- Document passage
########################################

If there’s any one concept or word that defines the band Liars, it’s change. And as cliché as that might sound, member Aaron Hemphill insisted that whether or not they like to, the band members often fall back on these overused expressions to describe things.
That’s not to say that Liars makes clichéd music. In fact, one of the distinguishing factors of the three-piece indie band is that no two albums sound alike. Formed in 2000, the group consists of Hemphill (percussion, guitar, synth), Angus Andrew (vocals, guitar), and Julian Gross (drums), and boasts a catalog of countless EPs and singles, and six full-lengths.
The band’s most recent album, “WIXIW,” came out on Mute Records in June of this year, and it is noticeably different from the ones that preceded it. This is due, in large part, to the experimentation with electronics, something that also necessitated a new kind of writing approach that involved Hemphill and Andrew writing songs together.
“We’ve always co-written the records,” Hemphill explained. “The difference is, we collaborated earlier on, and I think to clarify what that means is, we write songs pretty much alone, or used to. And we’d work really hard to finish those songs before we gave them to each other, before we let each other hear our body of work. And we would then form an album out of those…or maybe do a little bit of work on each other’s songs if we felt like it.”

########################################

- Listed entries
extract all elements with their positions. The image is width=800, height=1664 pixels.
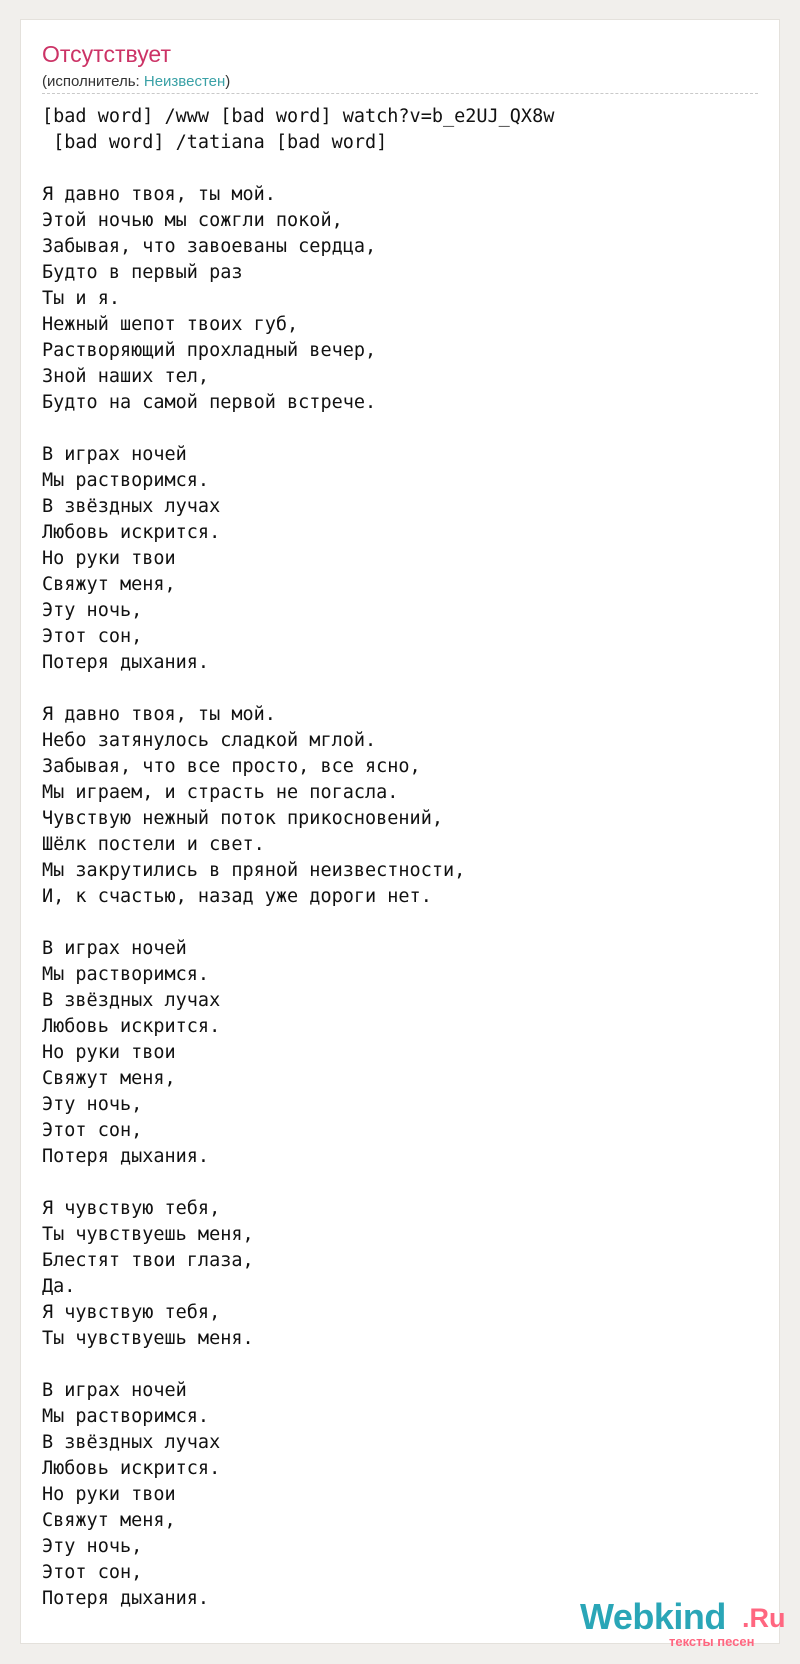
artist-label: (исполнитель: [42,73,144,90]
artist-close: ) [225,73,231,90]
artist-line [42,73,230,90]
divider [42,93,758,94]
logo-tagline: тексты песен [669,1634,755,1649]
artist-link[interactable]: Неизвестен [143,73,226,90]
logo-tld: .Ru [742,1603,786,1633]
webkind-logo[interactable] [580,1596,786,1649]
logo-main: Webkind [580,1596,726,1637]
song-title: Отсутствует [42,41,171,67]
lyrics-text: [bad word] /www [bad word] watch?v=b_e2UJ_QX8w [bad word] /tatiana [bad word] Я давно твоя, ты мой. Этой ночью мы сожгли покой, Забывая, что завоеваны сердца, Будто в первый раз Ты и я. Нежный шепот твоих губ, Растворяющий прохладный вечер, Зной наших тел, Будто на самой первой встрече. В играх ночей Мы растворимся. В звёздных лучах Любовь искрится. Но руки твои Свяжут меня, Эту ночь, Этот сон, Потеря дыхания. Я давно твоя, ты мой. Небо затянулось сладкой мглой. Забывая, что все просто, все ясно, Мы играем, и страсть не погасла. Чувствую нежный поток прикосновений, Шёлк постели и свет. Мы закрутились в пряной неизвестности, И, к счастью, назад уже дороги нет. В играх ночей Мы растворимся. В звёздных лучах Любовь искрится. Но руки твои Свяжут меня, Эту ночь, Этот сон, Потеря дыхания. Я чувствую тебя, Ты чувствуешь меня, Блестят твои глаза, Да. Я чувствую тебя, Ты чувствуешь меня. В играх ночей Мы растворимся. В звёздных лучах Любовь искрится. Но руки твои Свяжут меня, Эту ночь, Этот сон, Потеря дыхания. [42,106,555,1609]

########################################

- Exercise
Can you transcribe the Liars article from "That’s not to" to "writing songs together."? The lines are separate material, apart from the Liars article.

- Answer below
That’s not to say that Liars makes clichéd music. In fact, one of the distinguishing factors of the three-piece indie band is that no two albums sound alike. Formed in 2000, the group consists of Hemphill (percussion, guitar, synth), Angus Andrew (vocals, guitar), and Julian Gross (drums), and boasts a catalog of countless EPs and singles, and six full-lengths.
The band’s most recent album, “WIXIW,” came out on Mute Records in June of this year, and it is noticeably different from the ones that preceded it. This is due, in large part, to the experimentation with electronics, something that also necessitated a new kind of writing approach that involved Hemphill and Andrew writing songs together.